- [Brief]
Without omitting anything, retype the data that follows.
○ ○ ○ ○ ○ ○ ○
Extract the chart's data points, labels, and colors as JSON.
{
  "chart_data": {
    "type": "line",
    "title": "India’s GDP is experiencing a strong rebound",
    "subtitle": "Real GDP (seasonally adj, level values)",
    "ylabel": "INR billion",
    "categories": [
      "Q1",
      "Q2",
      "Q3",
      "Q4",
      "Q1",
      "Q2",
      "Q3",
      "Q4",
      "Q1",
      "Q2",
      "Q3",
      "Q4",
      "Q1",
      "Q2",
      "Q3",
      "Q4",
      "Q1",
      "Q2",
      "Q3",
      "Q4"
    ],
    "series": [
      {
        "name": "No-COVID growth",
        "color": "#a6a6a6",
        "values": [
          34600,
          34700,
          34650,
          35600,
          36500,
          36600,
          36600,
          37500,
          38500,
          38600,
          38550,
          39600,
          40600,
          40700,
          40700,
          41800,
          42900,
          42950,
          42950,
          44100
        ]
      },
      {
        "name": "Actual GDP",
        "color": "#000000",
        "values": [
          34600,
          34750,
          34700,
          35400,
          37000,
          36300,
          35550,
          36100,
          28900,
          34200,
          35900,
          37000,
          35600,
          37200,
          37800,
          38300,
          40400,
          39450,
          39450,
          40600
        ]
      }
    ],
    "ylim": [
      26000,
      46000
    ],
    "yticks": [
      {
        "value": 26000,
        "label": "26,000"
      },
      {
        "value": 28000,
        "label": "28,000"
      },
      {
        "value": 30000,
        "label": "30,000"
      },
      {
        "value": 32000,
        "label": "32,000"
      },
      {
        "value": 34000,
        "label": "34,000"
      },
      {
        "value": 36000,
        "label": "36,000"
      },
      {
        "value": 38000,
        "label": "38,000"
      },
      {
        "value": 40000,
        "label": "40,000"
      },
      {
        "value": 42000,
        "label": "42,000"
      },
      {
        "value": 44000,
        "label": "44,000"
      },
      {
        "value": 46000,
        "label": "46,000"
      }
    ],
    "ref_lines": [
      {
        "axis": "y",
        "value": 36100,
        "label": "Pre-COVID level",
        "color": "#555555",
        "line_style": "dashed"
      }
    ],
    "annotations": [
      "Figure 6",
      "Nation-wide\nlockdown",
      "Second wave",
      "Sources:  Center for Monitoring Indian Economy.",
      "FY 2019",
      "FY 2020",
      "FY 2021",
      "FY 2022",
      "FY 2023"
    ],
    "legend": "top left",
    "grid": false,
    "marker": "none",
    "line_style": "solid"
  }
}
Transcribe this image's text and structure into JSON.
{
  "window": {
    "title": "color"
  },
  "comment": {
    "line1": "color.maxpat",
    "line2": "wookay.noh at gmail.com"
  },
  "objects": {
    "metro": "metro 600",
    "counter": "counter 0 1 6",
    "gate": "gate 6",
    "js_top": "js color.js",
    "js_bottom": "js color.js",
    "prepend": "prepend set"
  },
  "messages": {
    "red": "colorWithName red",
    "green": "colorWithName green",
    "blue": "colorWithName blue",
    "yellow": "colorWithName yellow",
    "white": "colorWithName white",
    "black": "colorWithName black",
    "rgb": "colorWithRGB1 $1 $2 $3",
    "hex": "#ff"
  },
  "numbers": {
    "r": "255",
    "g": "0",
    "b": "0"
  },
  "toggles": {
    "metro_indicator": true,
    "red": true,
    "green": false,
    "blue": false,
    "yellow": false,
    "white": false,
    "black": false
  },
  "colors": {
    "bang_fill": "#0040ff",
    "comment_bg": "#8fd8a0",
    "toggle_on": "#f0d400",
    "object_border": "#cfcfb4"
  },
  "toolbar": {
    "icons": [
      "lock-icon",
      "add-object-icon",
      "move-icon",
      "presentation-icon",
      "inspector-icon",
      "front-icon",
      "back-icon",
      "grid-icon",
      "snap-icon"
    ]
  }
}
○ ○ ○ ○ ○ ○ ○
- [Answer to the exercise]
Extract the chart's data points, labels, and colors as JSON.
{
  "chart_data": {
    "type": "line",
    "title": "India’s GDP is experiencing a strong rebound",
    "subtitle": "Real GDP (seasonally adj, level values)",
    "ylabel": "INR billion",
    "categories": [
      "Q1",
      "Q2",
      "Q3",
      "Q4",
      "Q1",
      "Q2",
      "Q3",
      "Q4",
      "Q1",
      "Q2",
      "Q3",
      "Q4",
      "Q1",
      "Q2",
      "Q3",
      "Q4",
      "Q1",
      "Q2",
      "Q3",
      "Q4"
    ],
    "series": [
      {
        "name": "No-COVID growth",
        "color": "#a6a6a6",
        "values": [
          34600,
          34700,
          34650,
          35600,
          36500,
          36600,
          36600,
          37500,
          38500,
          38600,
          38550,
          39600,
          40600,
          40700,
          40700,
          41800,
          42900,
          42950,
          42950,
          44100
        ]
      },
      {
        "name": "Actual GDP",
        "color": "#000000",
        "values": [
          34600,
          34750,
          34700,
          35400,
          37000,
          36300,
          35550,
          36100,
          28900,
          34200,
          35900,
          37000,
          35600,
          37200,
          37800,
          38300,
          40400,
          39450,
          39450,
          40600
        ]
      }
    ],
    "ylim": [
      26000,
      46000
    ],
    "yticks": [
      {
        "value": 26000,
        "label": "26,000"
      },
      {
        "value": 28000,
        "label": "28,000"
      },
      {
        "value": 30000,
        "label": "30,000"
      },
      {
        "value": 32000,
        "label": "32,000"
      },
      {
        "value": 34000,
        "label": "34,000"
      },
      {
        "value": 36000,
        "label": "36,000"
      },
      {
        "value": 38000,
        "label": "38,000"
      },
      {
        "value": 40000,
        "label": "40,000"
      },
      {
        "value": 42000,
        "label": "42,000"
      },
      {
        "value": 44000,
        "label": "44,000"
      },
      {
        "value": 46000,
        "label": "46,000"
      }
    ],
    "ref_lines": [
      {
        "axis": "y",
        "value": 36100,
        "label": "Pre-COVID level",
        "color": "#555555",
        "line_style": "dashed"
      }
    ],
    "annotations": [
      "Figure 6",
      "Nation-wide\nlockdown",
      "Second wave",
      "Sources:  Center for Monitoring Indian Economy.",
      "FY 2019",
      "FY 2020",
      "FY 2021",
      "FY 2022",
      "FY 2023"
    ],
    "legend": "top left",
    "grid": false,
    "marker": "none",
    "line_style": "solid"
  }
}
Transcribe this image's text and structure into JSON.
{
  "window": {
    "title": "color"
  },
  "comment": {
    "line1": "color.maxpat",
    "line2": "wookay.noh at gmail.com"
  },
  "objects": {
    "metro": "metro 600",
    "counter": "counter 0 1 6",
    "gate": "gate 6",
    "js_top": "js color.js",
    "js_bottom": "js color.js",
    "prepend": "prepend set"
  },
  "messages": {
    "red": "colorWithName red",
    "green": "colorWithName green",
    "blue": "colorWithName blue",
    "yellow": "colorWithName yellow",
    "white": "colorWithName white",
    "black": "colorWithName black",
    "rgb": "colorWithRGB1 $1 $2 $3",
    "hex": "#ff"
  },
  "numbers": {
    "r": "255",
    "g": "0",
    "b": "0"
  },
  "toggles": {
    "metro_indicator": true,
    "red": true,
    "green": false,
    "blue": false,
    "yellow": false,
    "white": false,
    "black": false
  },
  "colors": {
    "bang_fill": "#0040ff",
    "comment_bg": "#8fd8a0",
    "toggle_on": "#f0d400",
    "object_border": "#cfcfb4"
  },
  "toolbar": {
    "icons": [
      "lock-icon",
      "add-object-icon",
      "move-icon",
      "presentation-icon",
      "inspector-icon",
      "front-icon",
      "back-icon",
      "grid-icon",
      "snap-icon"
    ]
  }
}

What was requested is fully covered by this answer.